Return the material word for word. Do not include pictures.
## BEGIN
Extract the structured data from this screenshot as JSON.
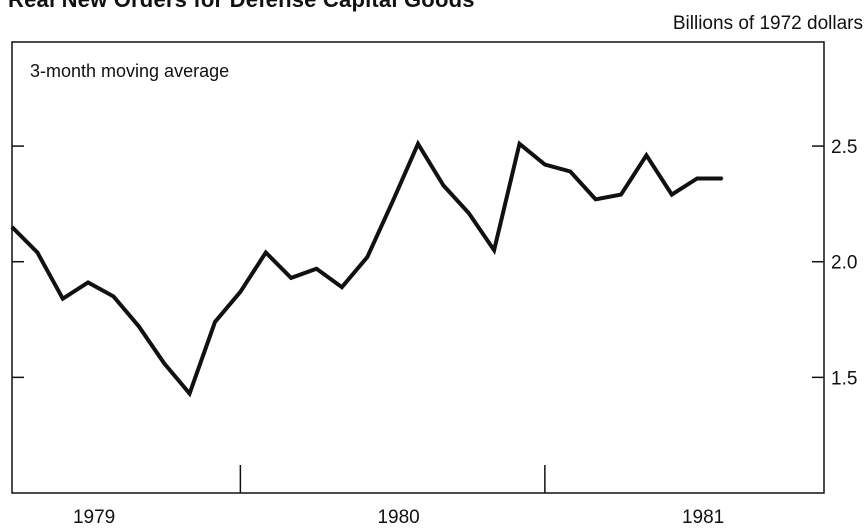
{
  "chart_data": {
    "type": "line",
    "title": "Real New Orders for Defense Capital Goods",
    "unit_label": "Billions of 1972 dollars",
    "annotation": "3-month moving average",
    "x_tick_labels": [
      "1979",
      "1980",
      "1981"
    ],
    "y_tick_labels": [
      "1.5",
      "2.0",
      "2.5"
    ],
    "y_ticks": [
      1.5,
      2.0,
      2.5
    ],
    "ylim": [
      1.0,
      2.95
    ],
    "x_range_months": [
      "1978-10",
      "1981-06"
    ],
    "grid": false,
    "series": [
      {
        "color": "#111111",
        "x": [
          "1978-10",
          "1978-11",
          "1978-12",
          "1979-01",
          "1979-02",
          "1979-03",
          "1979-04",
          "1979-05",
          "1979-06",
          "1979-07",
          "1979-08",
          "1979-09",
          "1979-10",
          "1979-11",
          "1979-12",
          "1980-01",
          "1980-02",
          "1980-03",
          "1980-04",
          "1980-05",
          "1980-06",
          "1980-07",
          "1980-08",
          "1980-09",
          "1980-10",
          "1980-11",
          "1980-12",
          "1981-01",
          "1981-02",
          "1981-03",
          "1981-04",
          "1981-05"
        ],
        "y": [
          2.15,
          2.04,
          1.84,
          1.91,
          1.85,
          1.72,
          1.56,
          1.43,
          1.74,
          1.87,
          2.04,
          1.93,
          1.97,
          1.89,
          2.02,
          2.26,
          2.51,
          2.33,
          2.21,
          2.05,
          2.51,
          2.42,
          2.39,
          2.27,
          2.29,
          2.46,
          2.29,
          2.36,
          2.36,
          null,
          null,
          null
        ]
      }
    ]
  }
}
## END
§ **Task answer**:
Extract the structured data from this screenshot as JSON.
{
  "chart_data": {
    "type": "line",
    "title": "Real New Orders for Defense Capital Goods",
    "unit_label": "Billions of 1972 dollars",
    "annotation": "3-month moving average",
    "x_tick_labels": [
      "1979",
      "1980",
      "1981"
    ],
    "y_tick_labels": [
      "1.5",
      "2.0",
      "2.5"
    ],
    "y_ticks": [
      1.5,
      2.0,
      2.5
    ],
    "ylim": [
      1.0,
      2.95
    ],
    "x_range_months": [
      "1978-10",
      "1981-06"
    ],
    "grid": false,
    "series": [
      {
        "color": "#111111",
        "x": [
          "1978-10",
          "1978-11",
          "1978-12",
          "1979-01",
          "1979-02",
          "1979-03",
          "1979-04",
          "1979-05",
          "1979-06",
          "1979-07",
          "1979-08",
          "1979-09",
          "1979-10",
          "1979-11",
          "1979-12",
          "1980-01",
          "1980-02",
          "1980-03",
          "1980-04",
          "1980-05",
          "1980-06",
          "1980-07",
          "1980-08",
          "1980-09",
          "1980-10",
          "1980-11",
          "1980-12",
          "1981-01",
          "1981-02",
          "1981-03",
          "1981-04",
          "1981-05"
        ],
        "y": [
          2.15,
          2.04,
          1.84,
          1.91,
          1.85,
          1.72,
          1.56,
          1.43,
          1.74,
          1.87,
          2.04,
          1.93,
          1.97,
          1.89,
          2.02,
          2.26,
          2.51,
          2.33,
          2.21,
          2.05,
          2.51,
          2.42,
          2.39,
          2.27,
          2.29,
          2.46,
          2.29,
          2.36,
          2.36,
          null,
          null,
          null
        ]
      }
    ]
  }
}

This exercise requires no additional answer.